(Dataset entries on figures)

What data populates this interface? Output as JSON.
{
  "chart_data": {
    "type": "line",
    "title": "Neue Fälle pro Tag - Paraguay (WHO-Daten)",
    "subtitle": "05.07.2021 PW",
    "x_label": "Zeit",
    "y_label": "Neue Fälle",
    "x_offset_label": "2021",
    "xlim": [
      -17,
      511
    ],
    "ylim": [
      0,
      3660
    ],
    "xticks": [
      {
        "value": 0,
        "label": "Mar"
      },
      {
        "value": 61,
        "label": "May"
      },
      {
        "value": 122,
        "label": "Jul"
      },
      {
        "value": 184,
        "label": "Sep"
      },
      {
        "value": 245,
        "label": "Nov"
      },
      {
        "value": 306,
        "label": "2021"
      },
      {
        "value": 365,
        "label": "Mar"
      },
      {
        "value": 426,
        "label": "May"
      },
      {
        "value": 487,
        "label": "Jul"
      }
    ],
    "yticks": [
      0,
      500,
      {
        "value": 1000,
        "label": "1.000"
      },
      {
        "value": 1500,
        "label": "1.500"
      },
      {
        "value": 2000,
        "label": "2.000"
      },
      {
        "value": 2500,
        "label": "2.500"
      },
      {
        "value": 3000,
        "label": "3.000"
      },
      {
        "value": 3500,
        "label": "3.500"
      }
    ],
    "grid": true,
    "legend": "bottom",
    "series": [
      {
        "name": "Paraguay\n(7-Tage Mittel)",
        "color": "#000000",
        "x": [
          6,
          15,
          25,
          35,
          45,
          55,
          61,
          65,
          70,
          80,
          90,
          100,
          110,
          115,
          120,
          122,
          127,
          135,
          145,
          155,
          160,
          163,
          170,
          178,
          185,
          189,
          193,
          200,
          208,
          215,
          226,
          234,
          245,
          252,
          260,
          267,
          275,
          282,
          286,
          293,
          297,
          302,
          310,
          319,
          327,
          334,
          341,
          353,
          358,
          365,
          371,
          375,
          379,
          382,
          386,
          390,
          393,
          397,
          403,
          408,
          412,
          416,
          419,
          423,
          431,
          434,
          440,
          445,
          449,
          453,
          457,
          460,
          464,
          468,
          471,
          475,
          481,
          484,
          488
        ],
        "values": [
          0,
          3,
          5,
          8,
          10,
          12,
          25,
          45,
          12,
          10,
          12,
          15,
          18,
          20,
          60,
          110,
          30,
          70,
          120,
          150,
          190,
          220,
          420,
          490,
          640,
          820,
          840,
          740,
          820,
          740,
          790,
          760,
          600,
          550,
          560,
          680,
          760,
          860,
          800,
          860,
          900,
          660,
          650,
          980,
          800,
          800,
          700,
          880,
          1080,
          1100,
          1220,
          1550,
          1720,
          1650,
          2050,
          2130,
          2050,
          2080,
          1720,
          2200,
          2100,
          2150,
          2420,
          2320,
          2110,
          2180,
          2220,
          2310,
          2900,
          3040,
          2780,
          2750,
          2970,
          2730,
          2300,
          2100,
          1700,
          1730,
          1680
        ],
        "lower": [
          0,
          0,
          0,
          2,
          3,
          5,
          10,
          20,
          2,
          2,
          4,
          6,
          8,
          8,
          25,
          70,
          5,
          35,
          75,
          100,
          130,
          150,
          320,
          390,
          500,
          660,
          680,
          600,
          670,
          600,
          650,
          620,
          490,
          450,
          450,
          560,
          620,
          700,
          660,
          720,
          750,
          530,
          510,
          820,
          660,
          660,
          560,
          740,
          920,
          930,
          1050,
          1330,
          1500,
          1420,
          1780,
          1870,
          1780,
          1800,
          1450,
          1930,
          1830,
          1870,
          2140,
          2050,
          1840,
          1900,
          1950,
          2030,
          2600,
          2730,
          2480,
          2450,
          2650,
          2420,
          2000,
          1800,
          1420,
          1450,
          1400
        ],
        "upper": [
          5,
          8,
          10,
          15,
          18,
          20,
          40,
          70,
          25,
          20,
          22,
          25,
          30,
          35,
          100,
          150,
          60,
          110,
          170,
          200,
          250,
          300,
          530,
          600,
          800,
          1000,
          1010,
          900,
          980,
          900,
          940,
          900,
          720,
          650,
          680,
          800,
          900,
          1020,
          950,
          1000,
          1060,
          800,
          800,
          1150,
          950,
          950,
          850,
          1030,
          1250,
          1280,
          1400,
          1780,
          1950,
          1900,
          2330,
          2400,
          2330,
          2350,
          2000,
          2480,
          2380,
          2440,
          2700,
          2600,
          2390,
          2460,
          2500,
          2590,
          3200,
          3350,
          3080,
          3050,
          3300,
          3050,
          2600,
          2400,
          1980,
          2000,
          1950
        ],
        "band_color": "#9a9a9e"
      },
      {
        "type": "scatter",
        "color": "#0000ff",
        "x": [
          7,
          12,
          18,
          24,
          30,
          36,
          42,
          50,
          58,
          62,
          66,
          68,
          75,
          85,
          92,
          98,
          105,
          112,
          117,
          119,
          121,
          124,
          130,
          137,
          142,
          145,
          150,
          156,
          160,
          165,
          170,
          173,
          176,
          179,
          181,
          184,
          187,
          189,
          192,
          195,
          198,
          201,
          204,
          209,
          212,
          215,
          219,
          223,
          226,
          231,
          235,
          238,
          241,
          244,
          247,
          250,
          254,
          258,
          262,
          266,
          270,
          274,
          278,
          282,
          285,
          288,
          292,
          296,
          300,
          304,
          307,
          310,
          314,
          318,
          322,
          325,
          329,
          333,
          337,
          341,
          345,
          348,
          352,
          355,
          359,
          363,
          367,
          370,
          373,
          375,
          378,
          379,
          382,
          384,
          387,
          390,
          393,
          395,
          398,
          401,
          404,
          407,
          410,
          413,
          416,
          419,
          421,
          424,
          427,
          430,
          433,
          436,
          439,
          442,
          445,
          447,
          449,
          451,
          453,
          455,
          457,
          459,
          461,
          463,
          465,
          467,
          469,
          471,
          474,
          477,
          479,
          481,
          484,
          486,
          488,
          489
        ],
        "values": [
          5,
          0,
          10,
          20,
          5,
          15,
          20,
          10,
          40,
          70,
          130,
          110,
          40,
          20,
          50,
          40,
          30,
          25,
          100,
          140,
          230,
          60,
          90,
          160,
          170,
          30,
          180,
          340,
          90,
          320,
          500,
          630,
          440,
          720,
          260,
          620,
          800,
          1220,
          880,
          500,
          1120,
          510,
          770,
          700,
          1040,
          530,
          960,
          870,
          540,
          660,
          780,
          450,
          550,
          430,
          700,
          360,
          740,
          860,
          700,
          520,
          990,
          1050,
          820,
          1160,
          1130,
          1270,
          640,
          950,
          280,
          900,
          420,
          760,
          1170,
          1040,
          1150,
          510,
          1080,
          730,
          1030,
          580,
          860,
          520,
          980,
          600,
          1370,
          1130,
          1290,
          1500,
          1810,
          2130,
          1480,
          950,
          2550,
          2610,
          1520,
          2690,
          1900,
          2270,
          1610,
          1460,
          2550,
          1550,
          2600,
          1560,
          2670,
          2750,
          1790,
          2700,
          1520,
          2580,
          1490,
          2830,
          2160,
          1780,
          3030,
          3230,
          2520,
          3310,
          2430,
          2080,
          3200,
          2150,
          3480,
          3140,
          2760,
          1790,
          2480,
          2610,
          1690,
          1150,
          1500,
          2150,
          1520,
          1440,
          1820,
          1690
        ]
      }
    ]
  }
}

= Written exercise =
Word for word, restate all of the data shown above.

= The completed task =
What data populates this interface? Output as JSON.
{
  "chart_data": {
    "type": "line",
    "title": "Neue Fälle pro Tag - Paraguay (WHO-Daten)",
    "subtitle": "05.07.2021 PW",
    "x_label": "Zeit",
    "y_label": "Neue Fälle",
    "x_offset_label": "2021",
    "xlim": [
      -17,
      511
    ],
    "ylim": [
      0,
      3660
    ],
    "xticks": [
      {
        "value": 0,
        "label": "Mar"
      },
      {
        "value": 61,
        "label": "May"
      },
      {
        "value": 122,
        "label": "Jul"
      },
      {
        "value": 184,
        "label": "Sep"
      },
      {
        "value": 245,
        "label": "Nov"
      },
      {
        "value": 306,
        "label": "2021"
      },
      {
        "value": 365,
        "label": "Mar"
      },
      {
        "value": 426,
        "label": "May"
      },
      {
        "value": 487,
        "label": "Jul"
      }
    ],
    "yticks": [
      0,
      500,
      {
        "value": 1000,
        "label": "1.000"
      },
      {
        "value": 1500,
        "label": "1.500"
      },
      {
        "value": 2000,
        "label": "2.000"
      },
      {
        "value": 2500,
        "label": "2.500"
      },
      {
        "value": 3000,
        "label": "3.000"
      },
      {
        "value": 3500,
        "label": "3.500"
      }
    ],
    "grid": true,
    "legend": "bottom",
    "series": [
      {
        "name": "Paraguay\n(7-Tage Mittel)",
        "color": "#000000",
        "x": [
          6,
          15,
          25,
          35,
          45,
          55,
          61,
          65,
          70,
          80,
          90,
          100,
          110,
          115,
          120,
          122,
          127,
          135,
          145,
          155,
          160,
          163,
          170,
          178,
          185,
          189,
          193,
          200,
          208,
          215,
          226,
          234,
          245,
          252,
          260,
          267,
          275,
          282,
          286,
          293,
          297,
          302,
          310,
          319,
          327,
          334,
          341,
          353,
          358,
          365,
          371,
          375,
          379,
          382,
          386,
          390,
          393,
          397,
          403,
          408,
          412,
          416,
          419,
          423,
          431,
          434,
          440,
          445,
          449,
          453,
          457,
          460,
          464,
          468,
          471,
          475,
          481,
          484,
          488
        ],
        "values": [
          0,
          3,
          5,
          8,
          10,
          12,
          25,
          45,
          12,
          10,
          12,
          15,
          18,
          20,
          60,
          110,
          30,
          70,
          120,
          150,
          190,
          220,
          420,
          490,
          640,
          820,
          840,
          740,
          820,
          740,
          790,
          760,
          600,
          550,
          560,
          680,
          760,
          860,
          800,
          860,
          900,
          660,
          650,
          980,
          800,
          800,
          700,
          880,
          1080,
          1100,
          1220,
          1550,
          1720,
          1650,
          2050,
          2130,
          2050,
          2080,
          1720,
          2200,
          2100,
          2150,
          2420,
          2320,
          2110,
          2180,
          2220,
          2310,
          2900,
          3040,
          2780,
          2750,
          2970,
          2730,
          2300,
          2100,
          1700,
          1730,
          1680
        ],
        "lower": [
          0,
          0,
          0,
          2,
          3,
          5,
          10,
          20,
          2,
          2,
          4,
          6,
          8,
          8,
          25,
          70,
          5,
          35,
          75,
          100,
          130,
          150,
          320,
          390,
          500,
          660,
          680,
          600,
          670,
          600,
          650,
          620,
          490,
          450,
          450,
          560,
          620,
          700,
          660,
          720,
          750,
          530,
          510,
          820,
          660,
          660,
          560,
          740,
          920,
          930,
          1050,
          1330,
          1500,
          1420,
          1780,
          1870,
          1780,
          1800,
          1450,
          1930,
          1830,
          1870,
          2140,
          2050,
          1840,
          1900,
          1950,
          2030,
          2600,
          2730,
          2480,
          2450,
          2650,
          2420,
          2000,
          1800,
          1420,
          1450,
          1400
        ],
        "upper": [
          5,
          8,
          10,
          15,
          18,
          20,
          40,
          70,
          25,
          20,
          22,
          25,
          30,
          35,
          100,
          150,
          60,
          110,
          170,
          200,
          250,
          300,
          530,
          600,
          800,
          1000,
          1010,
          900,
          980,
          900,
          940,
          900,
          720,
          650,
          680,
          800,
          900,
          1020,
          950,
          1000,
          1060,
          800,
          800,
          1150,
          950,
          950,
          850,
          1030,
          1250,
          1280,
          1400,
          1780,
          1950,
          1900,
          2330,
          2400,
          2330,
          2350,
          2000,
          2480,
          2380,
          2440,
          2700,
          2600,
          2390,
          2460,
          2500,
          2590,
          3200,
          3350,
          3080,
          3050,
          3300,
          3050,
          2600,
          2400,
          1980,
          2000,
          1950
        ],
        "band_color": "#9a9a9e"
      },
      {
        "type": "scatter",
        "color": "#0000ff",
        "x": [
          7,
          12,
          18,
          24,
          30,
          36,
          42,
          50,
          58,
          62,
          66,
          68,
          75,
          85,
          92,
          98,
          105,
          112,
          117,
          119,
          121,
          124,
          130,
          137,
          142,
          145,
          150,
          156,
          160,
          165,
          170,
          173,
          176,
          179,
          181,
          184,
          187,
          189,
          192,
          195,
          198,
          201,
          204,
          209,
          212,
          215,
          219,
          223,
          226,
          231,
          235,
          238,
          241,
          244,
          247,
          250,
          254,
          258,
          262,
          266,
          270,
          274,
          278,
          282,
          285,
          288,
          292,
          296,
          300,
          304,
          307,
          310,
          314,
          318,
          322,
          325,
          329,
          333,
          337,
          341,
          345,
          348,
          352,
          355,
          359,
          363,
          367,
          370,
          373,
          375,
          378,
          379,
          382,
          384,
          387,
          390,
          393,
          395,
          398,
          401,
          404,
          407,
          410,
          413,
          416,
          419,
          421,
          424,
          427,
          430,
          433,
          436,
          439,
          442,
          445,
          447,
          449,
          451,
          453,
          455,
          457,
          459,
          461,
          463,
          465,
          467,
          469,
          471,
          474,
          477,
          479,
          481,
          484,
          486,
          488,
          489
        ],
        "values": [
          5,
          0,
          10,
          20,
          5,
          15,
          20,
          10,
          40,
          70,
          130,
          110,
          40,
          20,
          50,
          40,
          30,
          25,
          100,
          140,
          230,
          60,
          90,
          160,
          170,
          30,
          180,
          340,
          90,
          320,
          500,
          630,
          440,
          720,
          260,
          620,
          800,
          1220,
          880,
          500,
          1120,
          510,
          770,
          700,
          1040,
          530,
          960,
          870,
          540,
          660,
          780,
          450,
          550,
          430,
          700,
          360,
          740,
          860,
          700,
          520,
          990,
          1050,
          820,
          1160,
          1130,
          1270,
          640,
          950,
          280,
          900,
          420,
          760,
          1170,
          1040,
          1150,
          510,
          1080,
          730,
          1030,
          580,
          860,
          520,
          980,
          600,
          1370,
          1130,
          1290,
          1500,
          1810,
          2130,
          1480,
          950,
          2550,
          2610,
          1520,
          2690,
          1900,
          2270,
          1610,
          1460,
          2550,
          1550,
          2600,
          1560,
          2670,
          2750,
          1790,
          2700,
          1520,
          2580,
          1490,
          2830,
          2160,
          1780,
          3030,
          3230,
          2520,
          3310,
          2430,
          2080,
          3200,
          2150,
          3480,
          3140,
          2760,
          1790,
          2480,
          2610,
          1690,
          1150,
          1500,
          2150,
          1520,
          1440,
          1820,
          1690
        ]
      }
    ]
  }
}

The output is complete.